__Exercise__
Count the lines that hold the string "structured". Reply with the number alone.

__Entries with figure data__
▼

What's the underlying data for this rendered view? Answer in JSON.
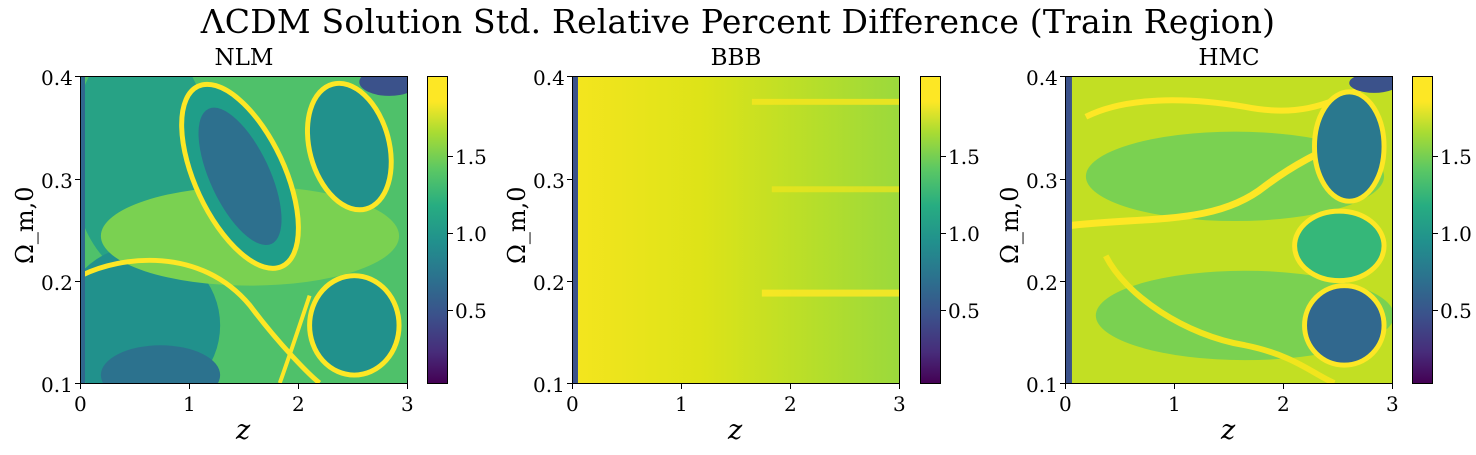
{
  "chart_data": {
    "type": "heatmap",
    "title": "ΛCDM Solution Std. Relative Percent Difference (Train Region)",
    "colormap": "viridis",
    "colors": {
      "low": "#440154",
      "mid": "#21908d",
      "high": "#fde725"
    },
    "panels": [
      {
        "title": "NLM",
        "xlabel": "z",
        "ylabel": "Ω_m,0",
        "xlim": [
          0,
          3
        ],
        "ylim": [
          0.1,
          0.4
        ],
        "xticks": [
          "0",
          "1",
          "2",
          "3"
        ],
        "yticks": [
          "0.1",
          "0.2",
          "0.3",
          "0.4"
        ],
        "colorbar": {
          "ticks": [
            "0.5",
            "1.0",
            "1.5"
          ],
          "range": [
            0.05,
            1.95
          ]
        }
      },
      {
        "title": "BBB",
        "xlabel": "z",
        "ylabel": "Ω_m,0",
        "xlim": [
          0,
          3
        ],
        "ylim": [
          0.1,
          0.4
        ],
        "xticks": [
          "0",
          "1",
          "2",
          "3"
        ],
        "yticks": [
          "0.1",
          "0.2",
          "0.3",
          "0.4"
        ],
        "colorbar": {
          "ticks": [
            "0.5",
            "1.0",
            "1.5"
          ],
          "range": [
            0.05,
            1.95
          ]
        }
      },
      {
        "title": "HMC",
        "xlabel": "z",
        "ylabel": "Ω_m,0",
        "xlim": [
          0,
          3
        ],
        "ylim": [
          0.1,
          0.4
        ],
        "xticks": [
          "0",
          "1",
          "2",
          "3"
        ],
        "yticks": [
          "0.1",
          "0.2",
          "0.3",
          "0.4"
        ],
        "colorbar": {
          "ticks": [
            "0.5",
            "1.0",
            "1.5"
          ],
          "range": [
            0.05,
            1.95
          ]
        }
      }
    ]
  }
}
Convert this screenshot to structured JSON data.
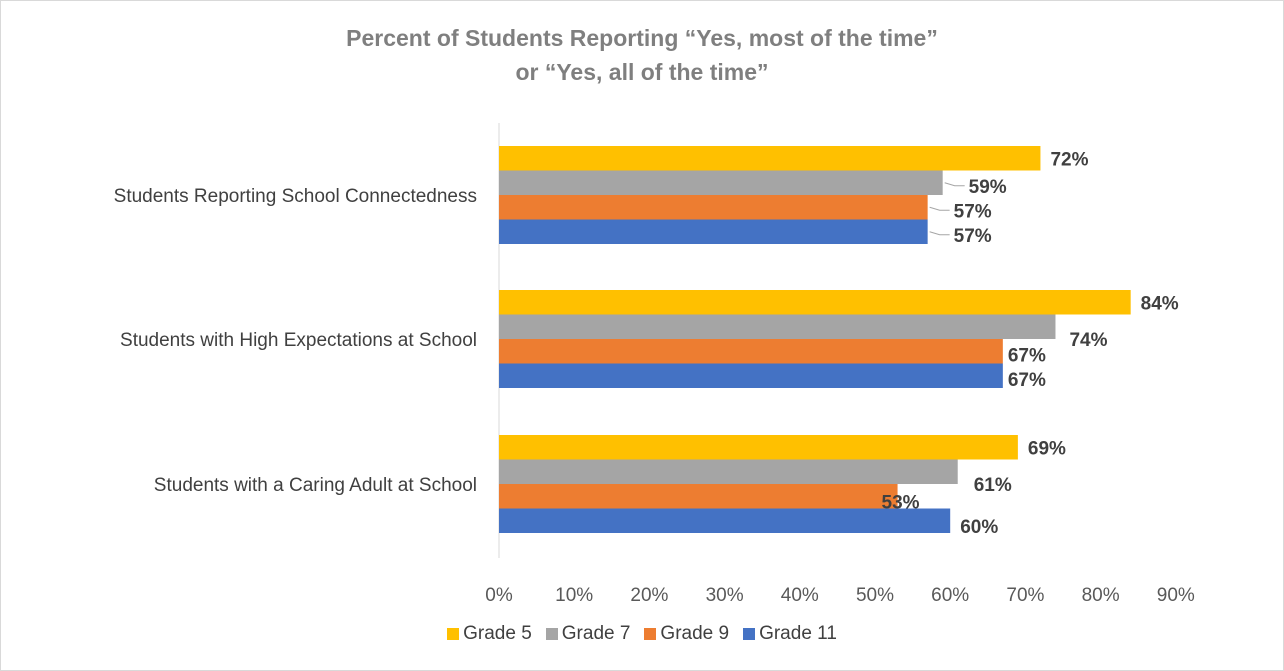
{
  "chart_data": {
    "type": "bar",
    "orientation": "horizontal",
    "title": [
      "Percent of Students Reporting “Yes, most of the time”",
      "or “Yes, all of the time”"
    ],
    "categories": [
      "Students Reporting School Connectedness",
      "Students with High Expectations at School",
      "Students with a Caring Adult at School"
    ],
    "series": [
      {
        "name": "Grade 5",
        "color": "#FFC000",
        "values": [
          72,
          84,
          69
        ]
      },
      {
        "name": "Grade 7",
        "color": "#A5A5A5",
        "values": [
          59,
          74,
          61
        ]
      },
      {
        "name": "Grade 9",
        "color": "#ED7D31",
        "values": [
          57,
          67,
          53
        ]
      },
      {
        "name": "Grade 11",
        "color": "#4472C4",
        "values": [
          57,
          67,
          60
        ]
      }
    ],
    "data_labels": [
      [
        "72%",
        "84%",
        "69%"
      ],
      [
        "59%",
        "74%",
        "61%"
      ],
      [
        "57%",
        "67%",
        "53%"
      ],
      [
        "57%",
        "67%",
        "60%"
      ]
    ],
    "xlim": [
      0,
      90
    ],
    "xticks": [
      "0%",
      "10%",
      "20%",
      "30%",
      "40%",
      "50%",
      "60%",
      "70%",
      "80%",
      "90%"
    ],
    "grid": false,
    "legend_position": "bottom"
  }
}
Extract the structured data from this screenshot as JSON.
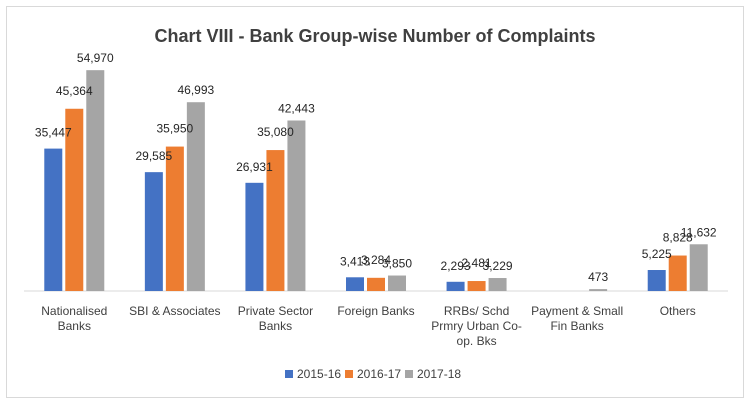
{
  "chart_data": {
    "type": "bar",
    "title": "Chart VIII - Bank Group-wise Number of Complaints",
    "categories": [
      [
        "Nationalised",
        "Banks"
      ],
      [
        "SBI & Associates"
      ],
      [
        "Private Sector",
        "Banks"
      ],
      [
        "Foreign Banks"
      ],
      [
        "RRBs/ Schd",
        "Prmry Urban Co-",
        "op. Bks"
      ],
      [
        "Payment & Small",
        "Fin Banks"
      ],
      [
        "Others"
      ]
    ],
    "series": [
      {
        "name": "2015-16",
        "color": "#4472c4",
        "values": [
          35447,
          29585,
          26931,
          3413,
          2293,
          null,
          5225
        ],
        "labels": [
          "35,447",
          "29,585",
          "26,931",
          "3,413",
          "2,293",
          "",
          "5,225"
        ]
      },
      {
        "name": "2016-17",
        "color": "#ed7d31",
        "values": [
          45364,
          35950,
          35080,
          3284,
          2481,
          null,
          8828
        ],
        "labels": [
          "45,364",
          "35,950",
          "35,080",
          "3,284",
          "2,481",
          "",
          "8,828"
        ]
      },
      {
        "name": "2017-18",
        "color": "#a5a5a5",
        "values": [
          54970,
          46993,
          42443,
          3850,
          3229,
          473,
          11632
        ],
        "labels": [
          "54,970",
          "46,993",
          "42,443",
          "3,850",
          "3,229",
          "473",
          "11,632"
        ]
      }
    ],
    "ylim": [
      0,
      58000
    ],
    "grid": false,
    "legend_position": "bottom"
  }
}
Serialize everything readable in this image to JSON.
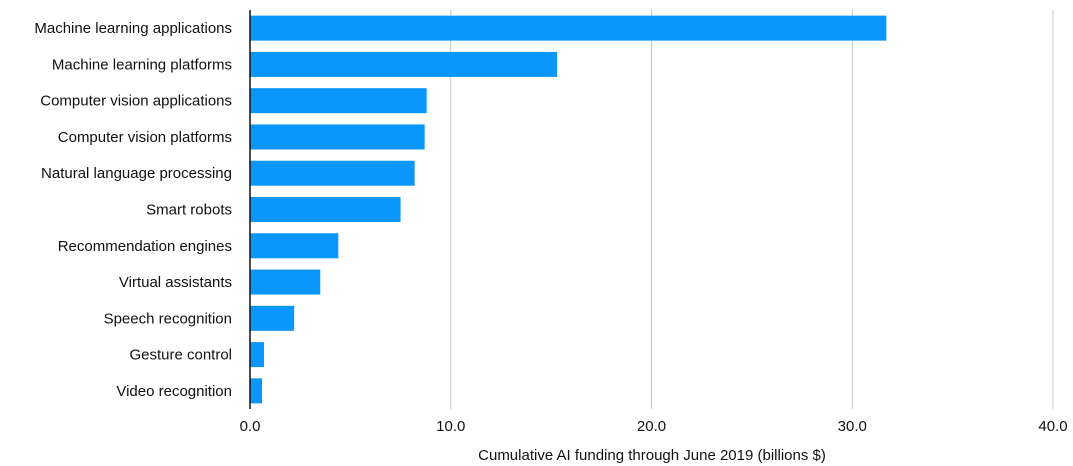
{
  "chart_data": {
    "type": "bar",
    "orientation": "horizontal",
    "categories": [
      "Machine learning applications",
      "Machine learning platforms",
      "Computer vision applications",
      "Computer vision platforms",
      "Natural language processing",
      "Smart robots",
      "Recommendation engines",
      "Virtual assistants",
      "Speech recognition",
      "Gesture control",
      "Video recognition"
    ],
    "values": [
      31.7,
      15.3,
      8.8,
      8.7,
      8.2,
      7.5,
      4.4,
      3.5,
      2.2,
      0.7,
      0.6
    ],
    "xlabel": "Cumulative AI funding through June 2019 (billions $)",
    "ylabel": "",
    "xlim": [
      0,
      40
    ],
    "xticks": [
      "0.0",
      "10.0",
      "20.0",
      "30.0",
      "40.0"
    ],
    "grid": "vertical",
    "legend": "none",
    "colors": {
      "bar": "#0a96fa",
      "grid": "#c8c8c8",
      "axis": "#111111"
    }
  }
}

▲

__Response__
2